Data shown –

----

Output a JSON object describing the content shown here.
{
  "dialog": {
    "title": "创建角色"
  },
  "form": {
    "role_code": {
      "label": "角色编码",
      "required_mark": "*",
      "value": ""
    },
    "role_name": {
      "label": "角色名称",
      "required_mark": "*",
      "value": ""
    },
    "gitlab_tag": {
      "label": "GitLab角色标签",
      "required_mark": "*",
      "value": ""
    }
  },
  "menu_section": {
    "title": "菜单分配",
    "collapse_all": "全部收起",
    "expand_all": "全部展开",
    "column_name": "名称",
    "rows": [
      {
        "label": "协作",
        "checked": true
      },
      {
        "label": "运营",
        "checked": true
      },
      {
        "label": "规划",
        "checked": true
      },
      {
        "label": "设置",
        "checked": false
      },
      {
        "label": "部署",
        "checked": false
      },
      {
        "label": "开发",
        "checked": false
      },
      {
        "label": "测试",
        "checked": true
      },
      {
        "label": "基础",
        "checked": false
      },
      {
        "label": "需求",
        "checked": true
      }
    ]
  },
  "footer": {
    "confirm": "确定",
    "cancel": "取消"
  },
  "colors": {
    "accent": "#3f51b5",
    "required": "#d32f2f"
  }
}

----

Requirements –
Output the listing above without altering a single character.

Correct result –
Output a JSON object describing the content shown here.
{
  "dialog": {
    "title": "创建角色"
  },
  "form": {
    "role_code": {
      "label": "角色编码",
      "required_mark": "*",
      "value": ""
    },
    "role_name": {
      "label": "角色名称",
      "required_mark": "*",
      "value": ""
    },
    "gitlab_tag": {
      "label": "GitLab角色标签",
      "required_mark": "*",
      "value": ""
    }
  },
  "menu_section": {
    "title": "菜单分配",
    "collapse_all": "全部收起",
    "expand_all": "全部展开",
    "column_name": "名称",
    "rows": [
      {
        "label": "协作",
        "checked": true
      },
      {
        "label": "运营",
        "checked": true
      },
      {
        "label": "规划",
        "checked": true
      },
      {
        "label": "设置",
        "checked": false
      },
      {
        "label": "部署",
        "checked": false
      },
      {
        "label": "开发",
        "checked": false
      },
      {
        "label": "测试",
        "checked": true
      },
      {
        "label": "基础",
        "checked": false
      },
      {
        "label": "需求",
        "checked": true
      }
    ]
  },
  "footer": {
    "confirm": "确定",
    "cancel": "取消"
  },
  "colors": {
    "accent": "#3f51b5",
    "required": "#d32f2f"
  }
}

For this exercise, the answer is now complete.